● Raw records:
-*-*-
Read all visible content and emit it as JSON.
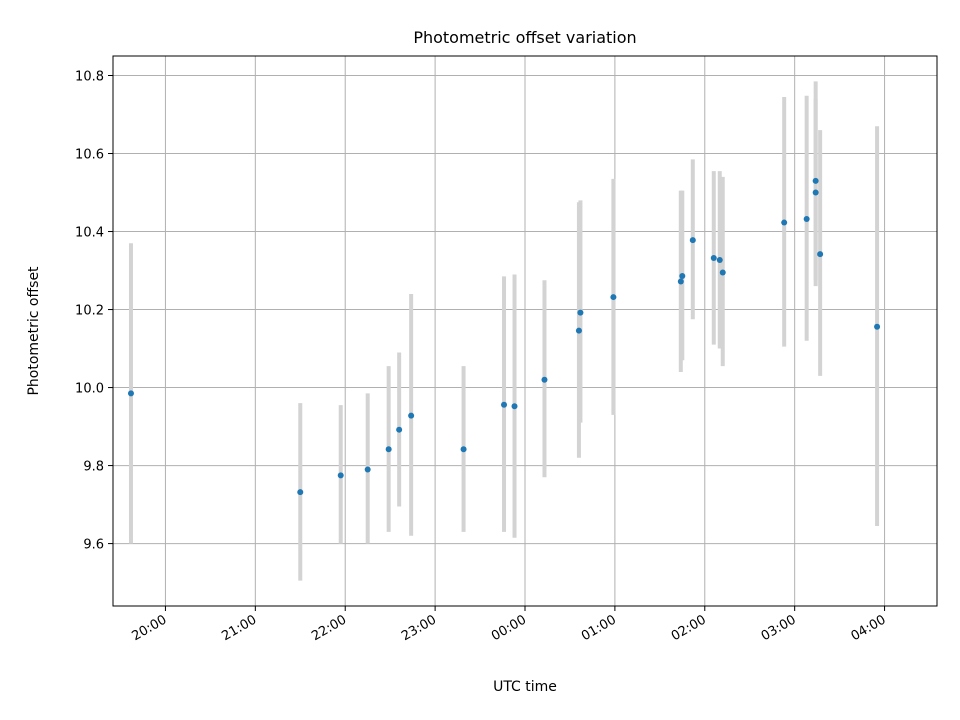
{
  "chart_data": {
    "type": "scatter",
    "title": "Photometric offset variation",
    "xlabel": "UTC time",
    "ylabel": "Photometric offset",
    "x_tick_labels": [
      "20:00",
      "21:00",
      "22:00",
      "23:00",
      "00:00",
      "01:00",
      "02:00",
      "03:00",
      "04:00"
    ],
    "y_tick_labels": [
      "9.6",
      "9.8",
      "10.0",
      "10.2",
      "10.4",
      "10.6",
      "10.8"
    ],
    "xlim": [
      "19:25",
      "04:35"
    ],
    "ylim": [
      9.44,
      10.85
    ],
    "grid": true,
    "errorbar_color": "#d3d3d3",
    "point_color": "#1f77b4",
    "points": [
      {
        "t": "19:37",
        "y": 9.985,
        "lo": 9.6,
        "hi": 10.37
      },
      {
        "t": "21:30",
        "y": 9.732,
        "lo": 9.505,
        "hi": 9.96
      },
      {
        "t": "21:57",
        "y": 9.775,
        "lo": 9.6,
        "hi": 9.955
      },
      {
        "t": "22:15",
        "y": 9.79,
        "lo": 9.6,
        "hi": 9.985
      },
      {
        "t": "22:29",
        "y": 9.842,
        "lo": 9.63,
        "hi": 10.055
      },
      {
        "t": "22:36",
        "y": 9.892,
        "lo": 9.695,
        "hi": 10.09
      },
      {
        "t": "22:44",
        "y": 9.928,
        "lo": 9.62,
        "hi": 10.24
      },
      {
        "t": "23:19",
        "y": 9.842,
        "lo": 9.63,
        "hi": 10.055
      },
      {
        "t": "23:46",
        "y": 9.956,
        "lo": 9.63,
        "hi": 10.285
      },
      {
        "t": "23:53",
        "y": 9.952,
        "lo": 9.615,
        "hi": 10.29
      },
      {
        "t": "00:13",
        "y": 10.02,
        "lo": 9.77,
        "hi": 10.275
      },
      {
        "t": "00:36",
        "y": 10.146,
        "lo": 9.82,
        "hi": 10.475
      },
      {
        "t": "00:37",
        "y": 10.192,
        "lo": 9.91,
        "hi": 10.48
      },
      {
        "t": "00:59",
        "y": 10.232,
        "lo": 9.93,
        "hi": 10.535
      },
      {
        "t": "01:44",
        "y": 10.272,
        "lo": 10.04,
        "hi": 10.505
      },
      {
        "t": "01:45",
        "y": 10.286,
        "lo": 10.07,
        "hi": 10.505
      },
      {
        "t": "01:52",
        "y": 10.378,
        "lo": 10.175,
        "hi": 10.585
      },
      {
        "t": "02:06",
        "y": 10.332,
        "lo": 10.11,
        "hi": 10.555
      },
      {
        "t": "02:10",
        "y": 10.327,
        "lo": 10.1,
        "hi": 10.555
      },
      {
        "t": "02:12",
        "y": 10.295,
        "lo": 10.055,
        "hi": 10.54
      },
      {
        "t": "02:53",
        "y": 10.423,
        "lo": 10.105,
        "hi": 10.745
      },
      {
        "t": "03:08",
        "y": 10.432,
        "lo": 10.12,
        "hi": 10.748
      },
      {
        "t": "03:14",
        "y": 10.53,
        "lo": 10.275,
        "hi": 10.785
      },
      {
        "t": "03:14",
        "y": 10.5,
        "lo": 10.26,
        "hi": 10.74
      },
      {
        "t": "03:17",
        "y": 10.342,
        "lo": 10.03,
        "hi": 10.66
      },
      {
        "t": "03:55",
        "y": 10.156,
        "lo": 9.645,
        "hi": 10.67
      }
    ]
  }
}
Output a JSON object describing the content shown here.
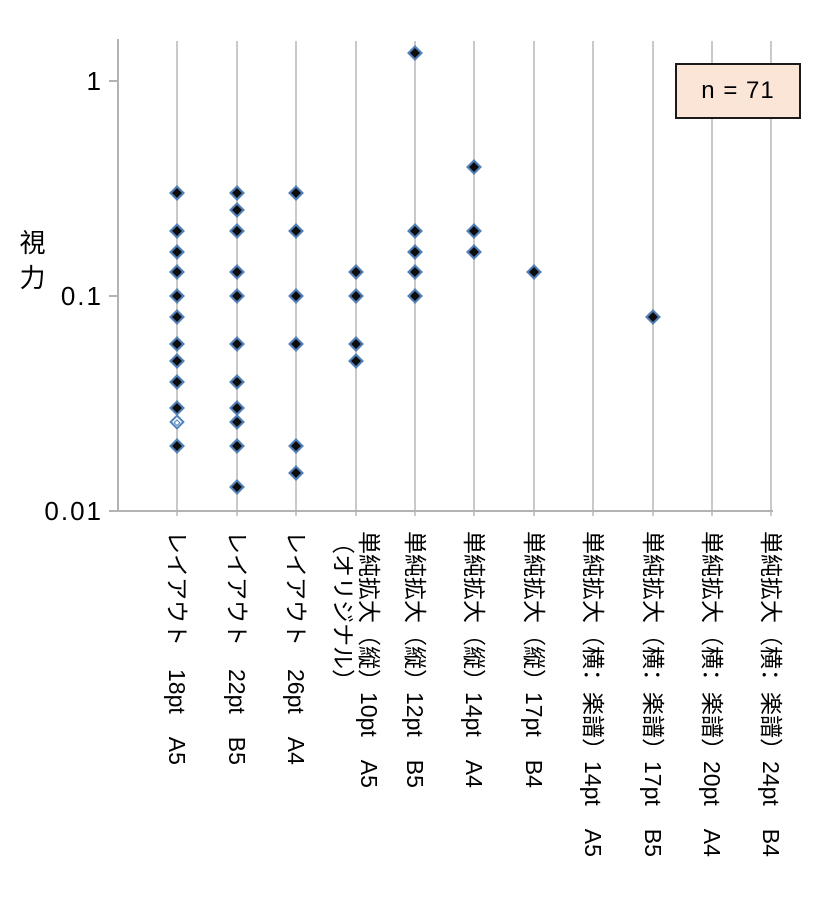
{
  "annotation": {
    "text": "n = 71",
    "fill_color": "#fbe5d6",
    "border_color": "#000000"
  },
  "colors": {
    "marker_fill": "#0d0d0d",
    "marker_border": "#4f81bd",
    "gridline": "#c9c9c9",
    "axis": "#b3b3b3",
    "background": "#ffffff"
  },
  "chart_data": {
    "type": "scatter",
    "title": "",
    "ylabel": "視力",
    "xlabel": "",
    "y_scale": "log",
    "ylim": [
      0.01,
      1.5
    ],
    "y_tick_labels": [
      "1",
      "0.1",
      "0.01"
    ],
    "y_tick_values": [
      1,
      0.1,
      0.01
    ],
    "grid": "vertical lines at each category",
    "legend": "none",
    "annotation": "n = 71",
    "marker": {
      "shape": "diamond",
      "fill": "black",
      "border": "blue",
      "open_variant": "white fill"
    },
    "categories": [
      {
        "label": "レイアウト　18pt　A5",
        "values": [
          0.3,
          0.2,
          0.16,
          0.13,
          0.1,
          0.08,
          0.06,
          0.05,
          0.04,
          0.03,
          0.02
        ],
        "open_values": [
          0.026
        ]
      },
      {
        "label": "レイアウト　22pt　B5",
        "values": [
          0.3,
          0.25,
          0.2,
          0.13,
          0.1,
          0.06,
          0.04,
          0.03,
          0.026,
          0.02,
          0.013
        ],
        "open_values": []
      },
      {
        "label": "レイアウト　26pt　A4",
        "values": [
          0.3,
          0.2,
          0.1,
          0.06,
          0.02,
          0.015
        ],
        "open_values": []
      },
      {
        "label": "単純拡大（縦）10pt　A5",
        "label_line2": "（オリジナル）",
        "values": [
          0.13,
          0.1,
          0.06,
          0.05
        ],
        "open_values": []
      },
      {
        "label": "単純拡大（縦）12pt　B5",
        "values": [
          1.35,
          0.2,
          0.16,
          0.13,
          0.1
        ],
        "open_values": []
      },
      {
        "label": "単純拡大（縦）14pt　A4",
        "values": [
          0.4,
          0.2,
          0.16
        ],
        "open_values": []
      },
      {
        "label": "単純拡大（縦）17pt　B4",
        "values": [
          0.13
        ],
        "open_values": []
      },
      {
        "label": "単純拡大（横：楽譜）14pt　A5",
        "values": [],
        "open_values": []
      },
      {
        "label": "単純拡大（横：楽譜）17pt　B5",
        "values": [
          0.08
        ],
        "open_values": []
      },
      {
        "label": "単純拡大（横：楽譜）20pt　A4",
        "values": [],
        "open_values": []
      },
      {
        "label": "単純拡大（横：楽譜）24pt　B4",
        "values": [],
        "open_values": []
      }
    ]
  }
}
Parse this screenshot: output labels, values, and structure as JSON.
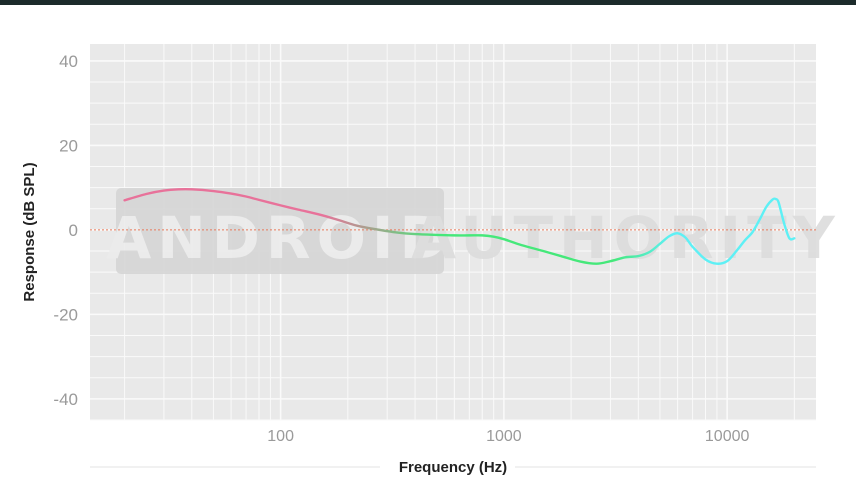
{
  "chart_data": {
    "type": "line",
    "xlabel": "Frequency (Hz)",
    "ylabel": "Response (dB SPL)",
    "xscale": "log",
    "xlim": [
      14,
      25000
    ],
    "ylim": [
      -45,
      44
    ],
    "xticks": [
      {
        "value": 100,
        "label": "100"
      },
      {
        "value": 1000,
        "label": "1000"
      },
      {
        "value": 10000,
        "label": "10000"
      }
    ],
    "yticks": [
      {
        "value": 40,
        "label": "40"
      },
      {
        "value": 20,
        "label": "20"
      },
      {
        "value": 0,
        "label": "0"
      },
      {
        "value": -20,
        "label": "-20"
      },
      {
        "value": -40,
        "label": "-40"
      }
    ],
    "grid": true,
    "reference_line": 0,
    "series": [
      {
        "x": [
          20,
          25,
          30,
          35,
          40,
          50,
          60,
          70,
          80,
          100,
          120,
          150,
          180,
          220,
          270,
          330,
          400,
          500,
          600,
          700,
          800,
          900,
          1000,
          1200,
          1500,
          1800,
          2200,
          2600,
          3000,
          3500,
          4000,
          4500,
          5000,
          5500,
          6000,
          6500,
          7000,
          8000,
          9000,
          10000,
          11000,
          12000,
          13000,
          14000,
          15000,
          16000,
          16500,
          17000,
          18000,
          19000,
          20000
        ],
        "y": [
          7,
          8.5,
          9.3,
          9.6,
          9.6,
          9.2,
          8.6,
          7.9,
          7.1,
          5.8,
          4.8,
          3.6,
          2.4,
          1.0,
          0.1,
          -0.6,
          -1.0,
          -1.2,
          -1.3,
          -1.3,
          -1.3,
          -1.6,
          -2.2,
          -3.6,
          -5.0,
          -6.2,
          -7.5,
          -8.0,
          -7.4,
          -6.5,
          -6.2,
          -5.2,
          -3.3,
          -1.5,
          -0.8,
          -1.8,
          -4.0,
          -7.0,
          -8.0,
          -7.4,
          -5.0,
          -2.5,
          -0.5,
          2.5,
          5.5,
          7.2,
          7.3,
          6.5,
          1.5,
          -2.0,
          -2.0
        ]
      }
    ],
    "colors": {
      "bass": "#e8729a",
      "mid": "#45e87a",
      "treble": "#5ef0f5",
      "reference": "#e8795a",
      "plot_background": "#e9e9e9",
      "grid": "#fafafa",
      "tick_labels": "#9a9a9a",
      "axis_title": "#222222"
    },
    "watermark": {
      "word1": "ANDROID",
      "word2": "AUTHORITY"
    }
  }
}
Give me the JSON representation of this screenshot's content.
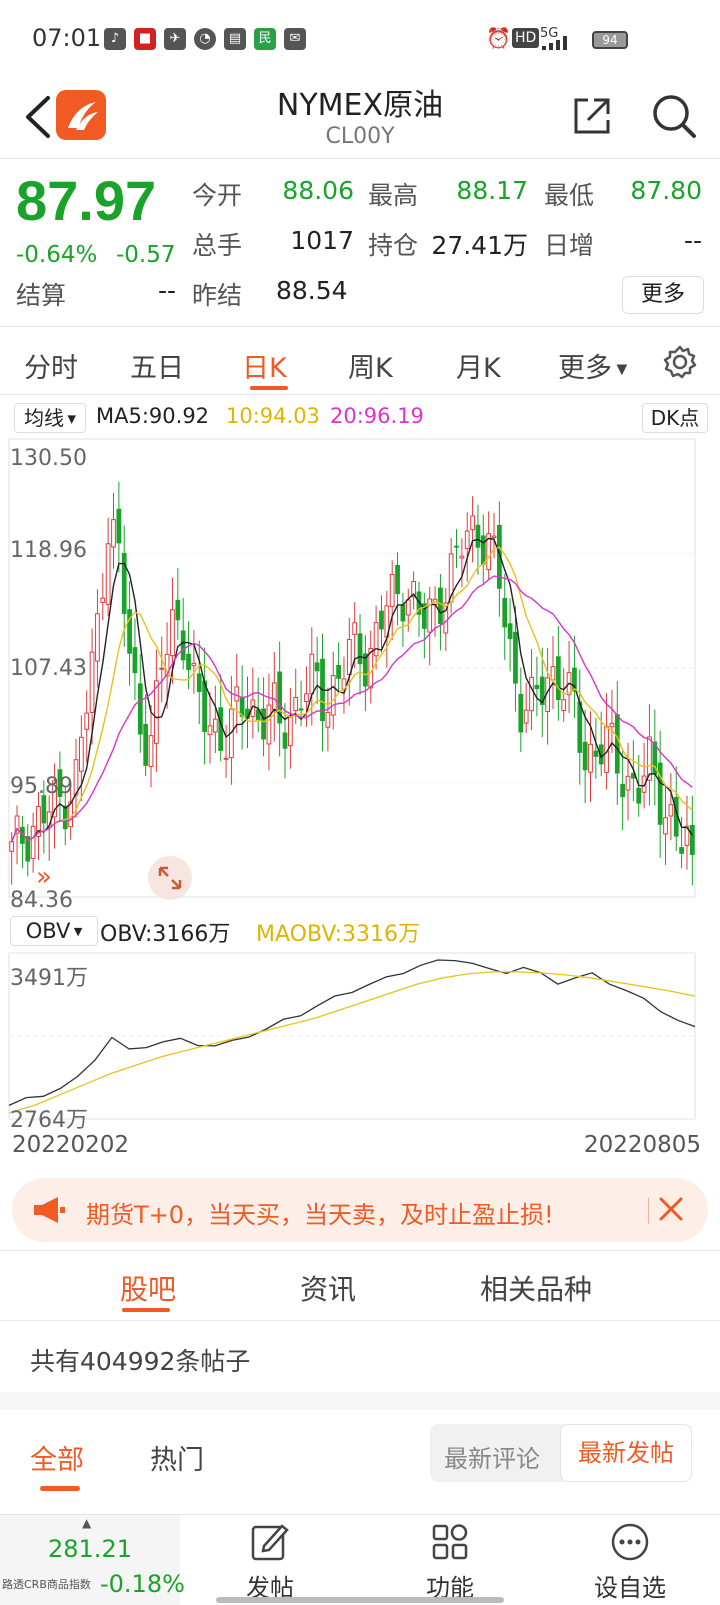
{
  "status_bar": {
    "time": "07:01",
    "network": "5G",
    "hd": "HD",
    "battery": "94",
    "icons": [
      "tiktok-icon",
      "app-red-icon",
      "bird-icon",
      "clock-app-icon",
      "book-icon",
      "min-app-icon",
      "mail-icon"
    ]
  },
  "header": {
    "title": "NYMEX原油",
    "subtitle": "CL00Y"
  },
  "quote": {
    "price": "87.97",
    "change_pct": "-0.64%",
    "change": "-0.57",
    "open_label": "今开",
    "open": "88.06",
    "high_label": "最高",
    "high": "88.17",
    "low_label": "最低",
    "low": "87.80",
    "volume_label": "总手",
    "volume": "1017",
    "oi_label": "持仓",
    "oi": "27.41万",
    "daily_inc_label": "日增",
    "daily_inc": "--",
    "settle_label": "结算",
    "settle": "--",
    "prev_settle_label": "昨结",
    "prev_settle": "88.54",
    "more_label": "更多"
  },
  "period_tabs": [
    {
      "label": "分时"
    },
    {
      "label": "五日"
    },
    {
      "label": "日K"
    },
    {
      "label": "周K"
    },
    {
      "label": "月K"
    },
    {
      "label": "更多"
    }
  ],
  "active_period": "日K",
  "chart_header": {
    "ma_select": "均线",
    "ma5": "MA5:90.92",
    "ma10": "10:94.03",
    "ma20": "20:96.19",
    "dk_label": "DK点"
  },
  "obv_header": {
    "select": "OBV",
    "obv": "OBV:3166万",
    "maobv": "MAOBV:3316万"
  },
  "colors": {
    "accent": "#f15a22",
    "down": "#1aa32a",
    "up": "#e03c3c",
    "ma5": "#222222",
    "ma10": "#e8c21c",
    "ma20": "#dd33cc"
  },
  "chart_data": [
    {
      "type": "candlestick",
      "title": "",
      "y_ticks": [
        "130.50",
        "118.96",
        "107.43",
        "95.89",
        "84.36"
      ],
      "ylim": [
        84.36,
        130.5
      ],
      "x_range": [
        "20220202",
        "20220805"
      ],
      "last_close": 87.97,
      "ma_lines": [
        {
          "name": "MA5",
          "last": 90.92,
          "color": "#222222"
        },
        {
          "name": "MA10",
          "last": 94.03,
          "color": "#e8c21c"
        },
        {
          "name": "MA20",
          "last": 96.19,
          "color": "#dd33cc"
        }
      ],
      "close_profile": [
        88,
        90,
        91,
        92,
        93,
        94,
        96,
        104,
        112,
        124,
        118,
        108,
        101,
        100,
        108,
        113,
        111,
        104,
        102,
        101,
        100,
        103,
        104,
        102,
        103,
        101,
        103,
        105,
        106,
        104,
        106,
        108,
        110,
        108,
        112,
        114,
        116,
        115,
        112,
        113,
        116,
        118,
        121,
        122,
        121,
        117,
        110,
        104,
        103,
        105,
        107,
        106,
        103,
        98,
        99,
        100,
        97,
        96,
        95,
        97,
        94,
        92,
        89,
        87.97
      ]
    },
    {
      "type": "line",
      "title": "",
      "y_ticks": [
        "3491万",
        "2764万"
      ],
      "ylim": [
        2764,
        3491
      ],
      "series": [
        {
          "name": "OBV",
          "last": 3166,
          "values": [
            2800,
            2830,
            2850,
            2880,
            2930,
            3020,
            3120,
            3060,
            3080,
            3100,
            3110,
            3090,
            3080,
            3100,
            3130,
            3160,
            3200,
            3230,
            3270,
            3310,
            3340,
            3370,
            3400,
            3430,
            3460,
            3480,
            3491,
            3470,
            3440,
            3430,
            3450,
            3420,
            3380,
            3400,
            3420,
            3380,
            3340,
            3300,
            3250,
            3200,
            3166
          ]
        },
        {
          "name": "MAOBV",
          "last": 3316,
          "values": [
            2764,
            2800,
            2850,
            2900,
            2950,
            2990,
            3030,
            3060,
            3090,
            3120,
            3150,
            3180,
            3210,
            3250,
            3290,
            3330,
            3370,
            3400,
            3420,
            3430,
            3430,
            3425,
            3415,
            3400,
            3380,
            3360,
            3340,
            3316
          ]
        }
      ]
    }
  ],
  "date_start": "20220202",
  "date_end": "20220805",
  "banner": {
    "text": "期货T+0，当天买，当天卖，及时止盈止损!"
  },
  "content_tabs": [
    {
      "label": "股吧"
    },
    {
      "label": "资讯"
    },
    {
      "label": "相关品种"
    }
  ],
  "posts": {
    "count_text": "共有404992条帖子"
  },
  "sub_tabs": [
    {
      "label": "全部"
    },
    {
      "label": "热门"
    }
  ],
  "sort": {
    "latest_comment": "最新评论",
    "latest_post": "最新发帖"
  },
  "bottom_bar": {
    "crb_value": "281.21",
    "crb_name": "路透CRB商品指数",
    "crb_pct": "-0.18%",
    "items": [
      {
        "label": "发帖",
        "icon": "edit-icon"
      },
      {
        "label": "功能",
        "icon": "grid-icon"
      },
      {
        "label": "设自选",
        "icon": "more-icon"
      }
    ]
  }
}
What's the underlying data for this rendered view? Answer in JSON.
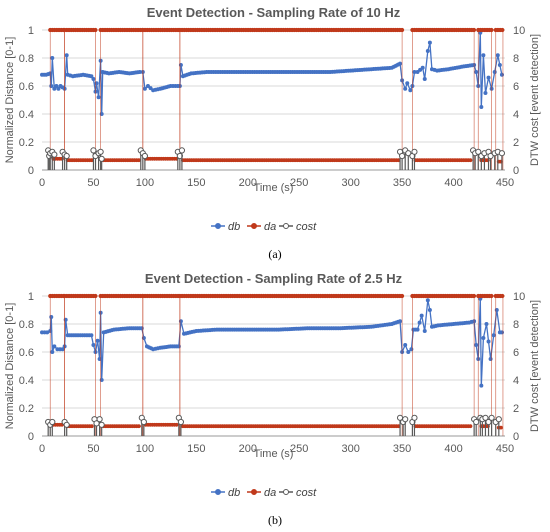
-*-*-
● WHAT THIS TASK INVOLVES:
Identify the lines that hold the word "ylabel". Copy every one of them.

● FINISHED TASK:
    "ylabel": "Photometric offset",
    "ylabel": "視力",
    "ylabel": "Response (dB SPL)",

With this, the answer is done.